(Region annotation records)
☆ ☆ ☆ ☆ ☆
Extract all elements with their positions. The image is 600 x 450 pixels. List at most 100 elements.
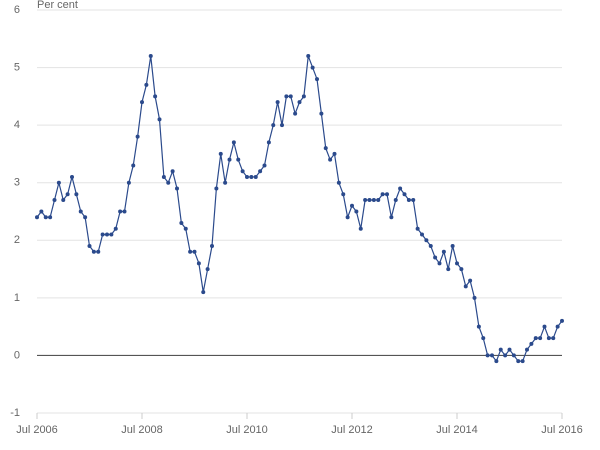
data-point — [424, 238, 429, 243]
data-point — [511, 353, 516, 358]
data-point — [231, 140, 236, 145]
data-point — [87, 244, 92, 249]
data-point — [166, 180, 171, 185]
data-point — [144, 82, 149, 87]
data-point — [389, 215, 394, 220]
data-point — [78, 209, 83, 214]
data-point — [428, 244, 433, 249]
data-point — [420, 232, 424, 237]
data-point — [546, 336, 551, 341]
data-point — [323, 146, 328, 151]
data-point — [411, 197, 416, 202]
data-point — [153, 94, 158, 99]
y-tick-label: -1 — [10, 407, 20, 419]
data-point — [393, 197, 398, 202]
data-point — [385, 192, 389, 197]
data-point — [315, 77, 319, 82]
x-tick-label: Jul 2014 — [436, 424, 478, 436]
y-tick-label: 3 — [14, 177, 20, 189]
data-point — [301, 94, 306, 99]
data-point — [446, 267, 451, 272]
data-point — [113, 226, 118, 231]
data-point — [433, 255, 438, 260]
data-point — [415, 226, 420, 231]
data-point — [253, 174, 258, 179]
data-point — [288, 94, 293, 99]
y-tick-label: 0 — [14, 349, 20, 361]
data-point — [249, 174, 254, 179]
data-point — [358, 226, 363, 231]
data-point — [188, 249, 193, 254]
data-point — [490, 353, 494, 358]
data-point — [223, 180, 228, 185]
data-point — [157, 117, 162, 122]
x-tick-label: Jul 2006 — [16, 424, 58, 436]
data-point — [520, 359, 525, 364]
data-point — [516, 359, 521, 364]
data-point — [266, 140, 271, 145]
data-point — [367, 197, 372, 202]
x-tick-label: Jul 2016 — [541, 424, 583, 436]
data-point — [83, 215, 88, 220]
x-tick-label: Jul 2008 — [121, 424, 163, 436]
data-point — [280, 123, 284, 128]
data-point — [476, 324, 481, 329]
data-point — [341, 192, 346, 197]
data-point — [43, 215, 48, 220]
data-point — [319, 111, 324, 116]
data-point — [135, 134, 140, 139]
data-point — [275, 100, 280, 105]
data-point — [376, 197, 381, 202]
data-point — [472, 295, 477, 300]
data-point — [332, 151, 337, 156]
data-point — [236, 157, 241, 162]
data-point — [284, 94, 289, 99]
y-tick-label: 5 — [14, 61, 20, 73]
data-point — [551, 336, 556, 341]
data-point — [70, 174, 74, 179]
y-tick-label: 2 — [14, 234, 20, 246]
data-point — [227, 157, 232, 162]
data-point — [494, 359, 499, 364]
data-point — [218, 151, 223, 156]
data-point — [105, 232, 109, 237]
data-point — [503, 353, 508, 358]
data-point — [525, 347, 529, 352]
data-point — [271, 123, 276, 128]
data-point — [122, 209, 127, 214]
y-tick-label: 6 — [14, 4, 20, 16]
data-point — [542, 324, 547, 329]
data-point — [437, 261, 442, 266]
x-tick-label: Jul 2012 — [331, 424, 373, 436]
y-axis-label: Per cent — [37, 0, 78, 11]
data-point — [192, 249, 197, 254]
y-tick-label: 1 — [14, 292, 20, 304]
data-point — [183, 226, 188, 231]
data-point — [126, 180, 131, 185]
data-point — [262, 163, 267, 168]
data-point — [170, 169, 175, 174]
data-point — [468, 278, 473, 283]
data-point — [354, 209, 359, 214]
data-point — [538, 336, 543, 341]
data-point — [293, 111, 298, 116]
data-point — [485, 353, 490, 358]
data-point — [459, 267, 464, 272]
data-point — [179, 221, 184, 226]
data-point — [350, 203, 354, 208]
data-point — [498, 347, 503, 352]
data-point — [345, 215, 350, 220]
data-point — [65, 192, 70, 197]
data-point — [109, 232, 114, 237]
data-point — [196, 261, 201, 266]
data-point — [297, 100, 302, 105]
data-point — [481, 336, 486, 341]
data-point — [533, 336, 538, 341]
data-point — [463, 284, 468, 289]
data-point — [258, 169, 263, 174]
data-point — [100, 232, 105, 237]
data-point — [210, 244, 214, 249]
data-point — [214, 186, 219, 191]
data-point — [455, 261, 459, 266]
data-point — [380, 192, 385, 197]
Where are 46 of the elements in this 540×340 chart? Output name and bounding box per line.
☆ ☆ ☆ ☆ ☆
Task to carry out -
Rewrite every line of the entries above as a numbered list, leaving out any blank lines and the pictures.

Result of the exercise -
1. Extract all elements with their positions. The image is 600 x 450 pixels. List at most 100 elements.
2. data-point — [424, 238, 429, 243]
3. data-point — [511, 353, 516, 358]
4. data-point — [231, 140, 236, 145]
5. data-point — [87, 244, 92, 249]
6. data-point — [166, 180, 171, 185]
7. data-point — [144, 82, 149, 87]
8. data-point — [389, 215, 394, 220]
9. data-point — [78, 209, 83, 214]
10. data-point — [428, 244, 433, 249]
11. data-point — [420, 232, 424, 237]
12. data-point — [546, 336, 551, 341]
13. data-point — [323, 146, 328, 151]
14. data-point — [411, 197, 416, 202]
15. data-point — [153, 94, 158, 99]
16. y-tick-label: -1 — [10, 407, 20, 419]
17. data-point — [393, 197, 398, 202]
18. data-point — [385, 192, 389, 197]
19. data-point — [315, 77, 319, 82]
20. x-tick-label: Jul 2014 — [436, 424, 478, 436]
21. y-tick-label: 3 — [14, 177, 20, 189]
22. data-point — [301, 94, 306, 99]
23. data-point — [446, 267, 451, 272]
24. data-point — [113, 226, 118, 231]
25. data-point — [433, 255, 438, 260]
26. data-point — [415, 226, 420, 231]
27. data-point — [253, 174, 258, 179]
28. data-point — [288, 94, 293, 99]
29. y-tick-label: 0 — [14, 349, 20, 361]
30. data-point — [249, 174, 254, 179]
31. data-point — [358, 226, 363, 231]
32. data-point — [188, 249, 193, 254]
33. data-point — [490, 353, 494, 358]
34. data-point — [223, 180, 228, 185]
35. data-point — [157, 117, 162, 122]
36. x-tick-label: Jul 2006 — [16, 424, 58, 436]
37. data-point — [520, 359, 525, 364]
38. data-point — [516, 359, 521, 364]
39. data-point — [266, 140, 271, 145]
40. data-point — [367, 197, 372, 202]
41. x-tick-label: Jul 2016 — [541, 424, 583, 436]
42. data-point — [83, 215, 88, 220]
43. x-tick-label: Jul 2008 — [121, 424, 163, 436]
44. data-point — [280, 123, 284, 128]
45. data-point — [476, 324, 481, 329]
46. data-point — [341, 192, 346, 197]
47. data-point — [43, 215, 48, 220]
48. data-point — [319, 111, 324, 116]
49. data-point — [135, 134, 140, 139]
50. data-point — [275, 100, 280, 105]
51. data-point — [376, 197, 381, 202]
52. data-point — [472, 295, 477, 300]
53. data-point — [332, 151, 337, 156]
54. data-point — [236, 157, 241, 162]
55. data-point — [284, 94, 289, 99]
56. y-tick-label: 5 — [14, 61, 20, 73]
57. data-point — [551, 336, 556, 341]
58. data-point — [70, 174, 74, 179]
59. y-tick-label: 2 — [14, 234, 20, 246]
60. data-point — [227, 157, 232, 162]
61. data-point — [494, 359, 499, 364]
62. data-point — [218, 151, 223, 156]
63. data-point — [105, 232, 109, 237]
64. data-point — [503, 353, 508, 358]
65. data-point — [525, 347, 529, 352]
66. data-point — [271, 123, 276, 128]
67. data-point — [122, 209, 127, 214]
68. y-tick-label: 6 — [14, 4, 20, 16]
69. data-point — [542, 324, 547, 329]
70. data-point — [437, 261, 442, 266]
71. x-tick-label: Jul 2012 — [331, 424, 373, 436]
72. y-axis-label: Per cent — [37, 0, 78, 11]
73. data-point — [192, 249, 197, 254]
74. y-tick-label: 1 — [14, 292, 20, 304]
75. data-point — [183, 226, 188, 231]
76. data-point — [126, 180, 131, 185]
77. data-point — [262, 163, 267, 168]
78. data-point — [170, 169, 175, 174]
79. data-point — [468, 278, 473, 283]
80. data-point — [354, 209, 359, 214]
81. data-point — [538, 336, 543, 341]
82. data-point — [293, 111, 298, 116]
83. data-point — [485, 353, 490, 358]
84. data-point — [459, 267, 464, 272]
85. data-point — [179, 221, 184, 226]
86. data-point — [350, 203, 354, 208]
87. data-point — [498, 347, 503, 352]
88. data-point — [345, 215, 350, 220]
89. data-point — [65, 192, 70, 197]
90. data-point — [109, 232, 114, 237]
91. data-point — [196, 261, 201, 266]
92. data-point — [297, 100, 302, 105]
93. data-point — [481, 336, 486, 341]
94. data-point — [533, 336, 538, 341]
95. data-point — [463, 284, 468, 289]
96. data-point — [258, 169, 263, 174]
97. data-point — [100, 232, 105, 237]
98. data-point — [210, 244, 214, 249]
99. data-point — [214, 186, 219, 191]
100. data-point — [455, 261, 459, 266]
101. data-point — [380, 192, 385, 197]
102. Where are 46 of the elements in this 540×340 chart? Output name and bounding box per line.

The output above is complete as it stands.